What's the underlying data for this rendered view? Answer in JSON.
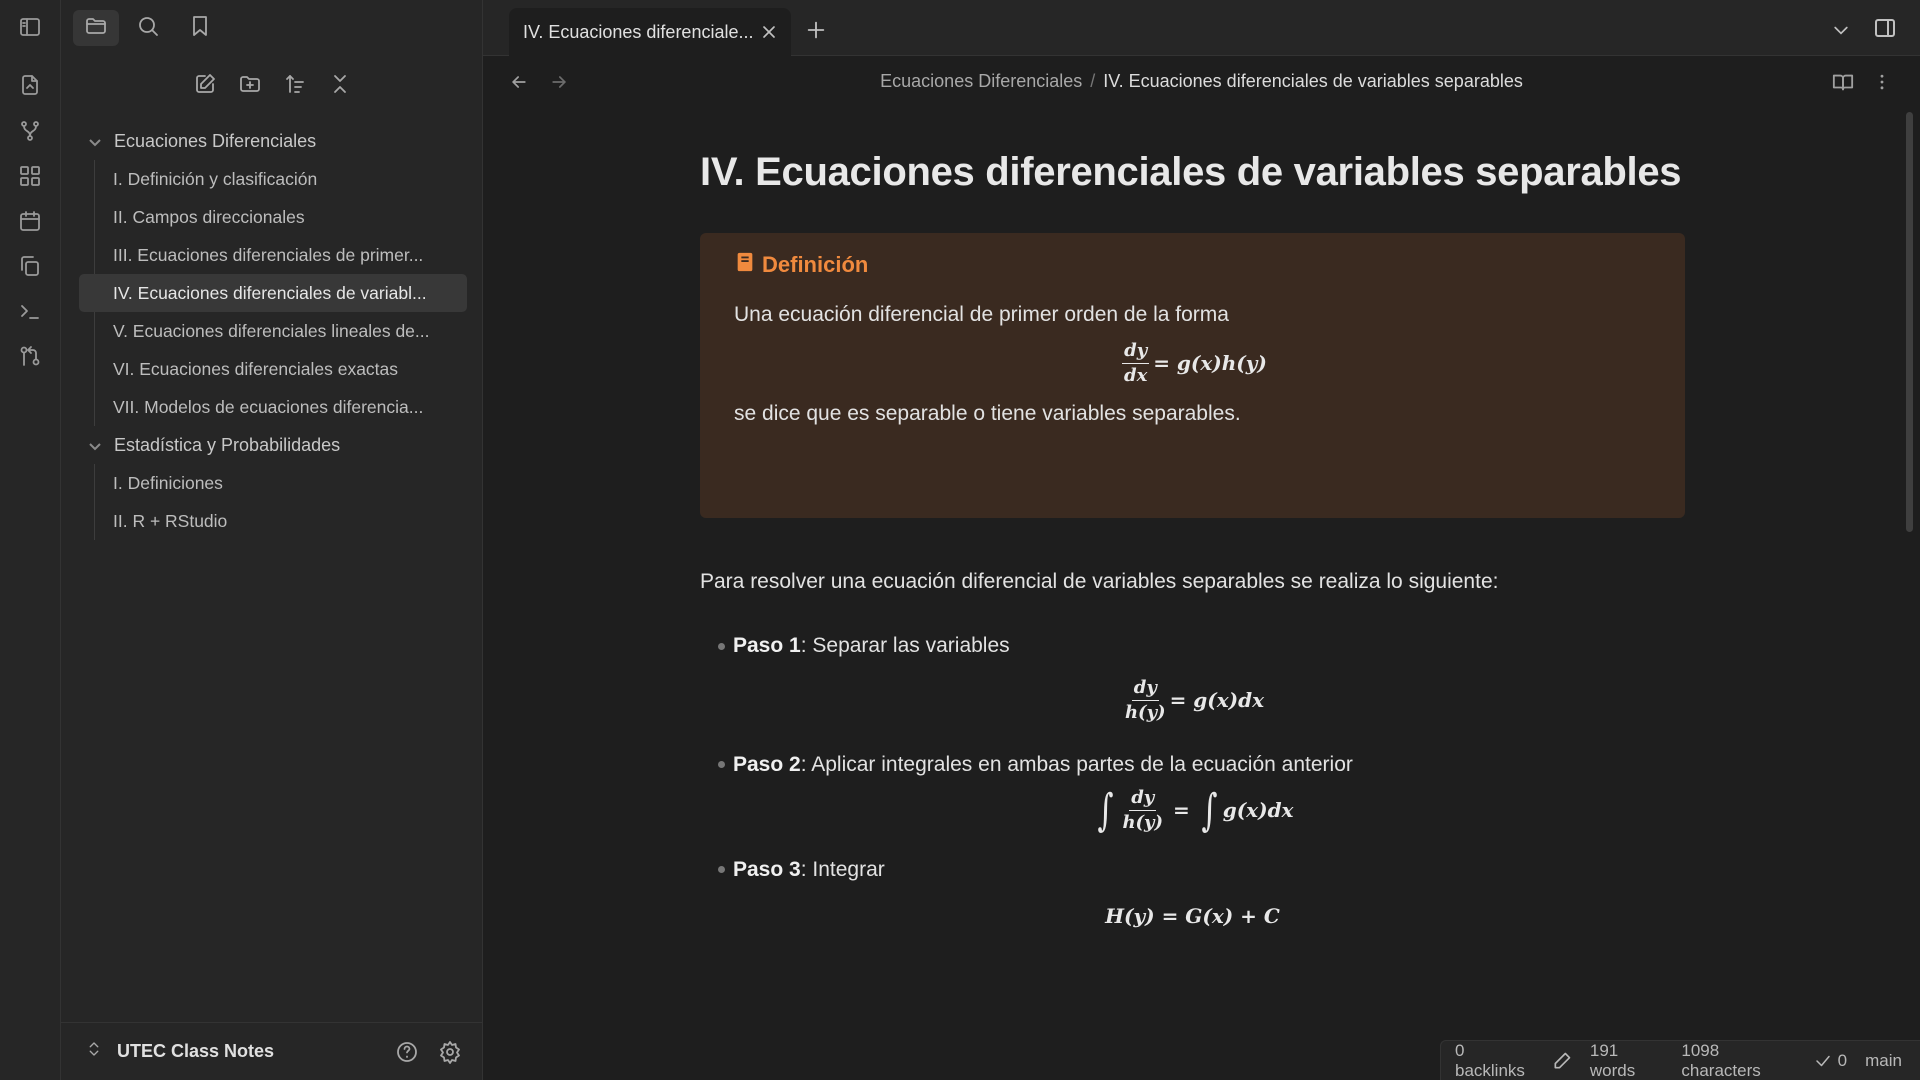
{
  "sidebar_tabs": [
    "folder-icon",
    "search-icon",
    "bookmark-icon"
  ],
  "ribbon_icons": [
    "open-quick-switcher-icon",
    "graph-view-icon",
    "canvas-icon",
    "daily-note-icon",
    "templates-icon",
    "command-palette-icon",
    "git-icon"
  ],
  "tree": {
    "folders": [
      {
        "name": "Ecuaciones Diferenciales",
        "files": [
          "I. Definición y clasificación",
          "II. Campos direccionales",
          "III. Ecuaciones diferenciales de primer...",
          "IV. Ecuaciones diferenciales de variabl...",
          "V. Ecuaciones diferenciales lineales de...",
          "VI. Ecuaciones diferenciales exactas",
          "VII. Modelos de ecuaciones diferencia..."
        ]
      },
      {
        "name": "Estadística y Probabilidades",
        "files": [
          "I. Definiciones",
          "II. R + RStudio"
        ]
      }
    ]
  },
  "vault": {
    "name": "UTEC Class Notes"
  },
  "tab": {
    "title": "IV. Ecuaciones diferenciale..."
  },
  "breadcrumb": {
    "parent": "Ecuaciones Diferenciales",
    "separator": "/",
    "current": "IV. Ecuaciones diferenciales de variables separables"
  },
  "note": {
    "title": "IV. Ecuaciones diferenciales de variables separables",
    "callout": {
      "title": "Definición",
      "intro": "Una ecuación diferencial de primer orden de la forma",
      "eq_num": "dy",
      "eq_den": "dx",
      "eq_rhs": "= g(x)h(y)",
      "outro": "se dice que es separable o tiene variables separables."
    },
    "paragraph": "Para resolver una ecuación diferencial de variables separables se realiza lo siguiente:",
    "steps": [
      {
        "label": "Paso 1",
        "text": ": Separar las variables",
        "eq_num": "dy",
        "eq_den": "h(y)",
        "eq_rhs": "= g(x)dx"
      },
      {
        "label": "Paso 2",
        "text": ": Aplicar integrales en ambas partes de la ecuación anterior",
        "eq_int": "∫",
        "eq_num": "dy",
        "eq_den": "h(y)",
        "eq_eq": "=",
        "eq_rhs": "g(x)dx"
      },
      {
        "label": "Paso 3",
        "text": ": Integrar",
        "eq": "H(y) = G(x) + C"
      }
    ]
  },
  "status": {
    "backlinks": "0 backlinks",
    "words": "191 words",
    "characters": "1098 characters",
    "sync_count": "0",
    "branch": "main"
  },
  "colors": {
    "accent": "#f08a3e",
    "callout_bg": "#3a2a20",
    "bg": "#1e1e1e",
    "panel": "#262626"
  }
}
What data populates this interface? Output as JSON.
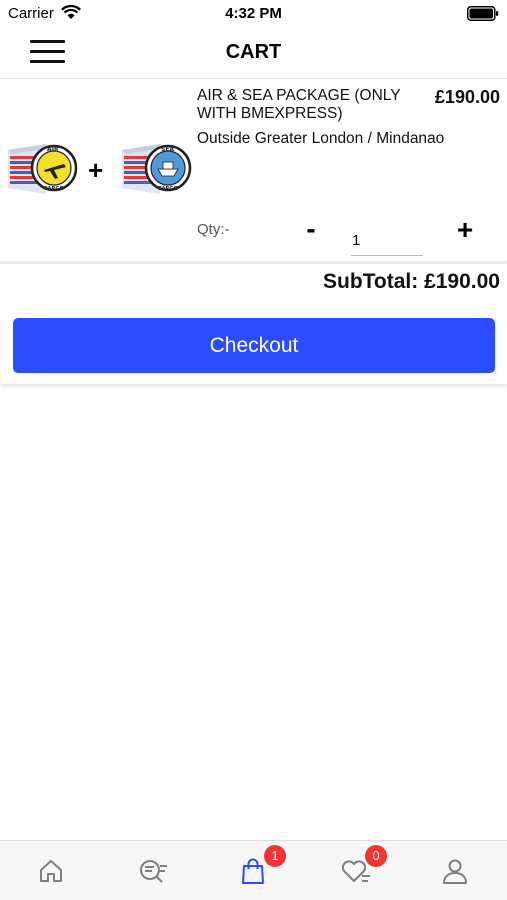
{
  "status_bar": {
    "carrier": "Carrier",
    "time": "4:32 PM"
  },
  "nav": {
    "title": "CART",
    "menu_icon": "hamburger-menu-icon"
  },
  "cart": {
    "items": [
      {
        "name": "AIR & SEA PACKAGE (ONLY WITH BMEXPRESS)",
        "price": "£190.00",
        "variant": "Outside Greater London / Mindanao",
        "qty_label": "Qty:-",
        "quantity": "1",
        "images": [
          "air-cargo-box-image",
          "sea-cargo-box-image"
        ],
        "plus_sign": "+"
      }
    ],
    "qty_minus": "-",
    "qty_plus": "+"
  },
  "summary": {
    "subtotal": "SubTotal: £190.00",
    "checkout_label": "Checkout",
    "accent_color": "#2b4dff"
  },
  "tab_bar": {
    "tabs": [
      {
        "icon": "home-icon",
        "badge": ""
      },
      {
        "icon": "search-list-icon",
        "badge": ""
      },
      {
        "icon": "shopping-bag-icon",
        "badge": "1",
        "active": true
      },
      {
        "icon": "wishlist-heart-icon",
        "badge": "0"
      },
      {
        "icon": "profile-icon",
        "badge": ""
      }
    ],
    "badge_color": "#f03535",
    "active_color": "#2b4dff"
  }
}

§ TASK OBJECTIVE
Give every line back word for word and leave the pictures out.

§ THE COMPLETED TASK
What's the underlying data for this rendered view? Answer in JSON.
{
  "sidebar_tabs": [
    "folder-icon",
    "search-icon",
    "bookmark-icon"
  ],
  "ribbon_icons": [
    "open-quick-switcher-icon",
    "graph-view-icon",
    "canvas-icon",
    "daily-note-icon",
    "templates-icon",
    "command-palette-icon",
    "git-icon"
  ],
  "tree": {
    "folders": [
      {
        "name": "Ecuaciones Diferenciales",
        "files": [
          "I. Definición y clasificación",
          "II. Campos direccionales",
          "III. Ecuaciones diferenciales de primer...",
          "IV. Ecuaciones diferenciales de variabl...",
          "V. Ecuaciones diferenciales lineales de...",
          "VI. Ecuaciones diferenciales exactas",
          "VII. Modelos de ecuaciones diferencia..."
        ]
      },
      {
        "name": "Estadística y Probabilidades",
        "files": [
          "I. Definiciones",
          "II. R + RStudio"
        ]
      }
    ]
  },
  "vault": {
    "name": "UTEC Class Notes"
  },
  "tab": {
    "title": "IV. Ecuaciones diferenciale..."
  },
  "breadcrumb": {
    "parent": "Ecuaciones Diferenciales",
    "separator": "/",
    "current": "IV. Ecuaciones diferenciales de variables separables"
  },
  "note": {
    "title": "IV. Ecuaciones diferenciales de variables separables",
    "callout": {
      "title": "Definición",
      "intro": "Una ecuación diferencial de primer orden de la forma",
      "eq_num": "dy",
      "eq_den": "dx",
      "eq_rhs": "= g(x)h(y)",
      "outro": "se dice que es separable o tiene variables separables."
    },
    "paragraph": "Para resolver una ecuación diferencial de variables separables se realiza lo siguiente:",
    "steps": [
      {
        "label": "Paso 1",
        "text": ": Separar las variables",
        "eq_num": "dy",
        "eq_den": "h(y)",
        "eq_rhs": "= g(x)dx"
      },
      {
        "label": "Paso 2",
        "text": ": Aplicar integrales en ambas partes de la ecuación anterior",
        "eq_int": "∫",
        "eq_num": "dy",
        "eq_den": "h(y)",
        "eq_eq": "=",
        "eq_rhs": "g(x)dx"
      },
      {
        "label": "Paso 3",
        "text": ": Integrar",
        "eq": "H(y) = G(x) + C"
      }
    ]
  },
  "status": {
    "backlinks": "0 backlinks",
    "words": "191 words",
    "characters": "1098 characters",
    "sync_count": "0",
    "branch": "main"
  },
  "colors": {
    "accent": "#f08a3e",
    "callout_bg": "#3a2a20",
    "bg": "#1e1e1e",
    "panel": "#262626"
  }
}
What data populates this interface? Output as JSON.
{
  "status_bar": {
    "carrier": "Carrier",
    "time": "4:32 PM"
  },
  "nav": {
    "title": "CART",
    "menu_icon": "hamburger-menu-icon"
  },
  "cart": {
    "items": [
      {
        "name": "AIR & SEA PACKAGE (ONLY WITH BMEXPRESS)",
        "price": "£190.00",
        "variant": "Outside Greater London / Mindanao",
        "qty_label": "Qty:-",
        "quantity": "1",
        "images": [
          "air-cargo-box-image",
          "sea-cargo-box-image"
        ],
        "plus_sign": "+"
      }
    ],
    "qty_minus": "-",
    "qty_plus": "+"
  },
  "summary": {
    "subtotal": "SubTotal: £190.00",
    "checkout_label": "Checkout",
    "accent_color": "#2b4dff"
  },
  "tab_bar": {
    "tabs": [
      {
        "icon": "home-icon",
        "badge": ""
      },
      {
        "icon": "search-list-icon",
        "badge": ""
      },
      {
        "icon": "shopping-bag-icon",
        "badge": "1",
        "active": true
      },
      {
        "icon": "wishlist-heart-icon",
        "badge": "0"
      },
      {
        "icon": "profile-icon",
        "badge": ""
      }
    ],
    "badge_color": "#f03535",
    "active_color": "#2b4dff"
  }
}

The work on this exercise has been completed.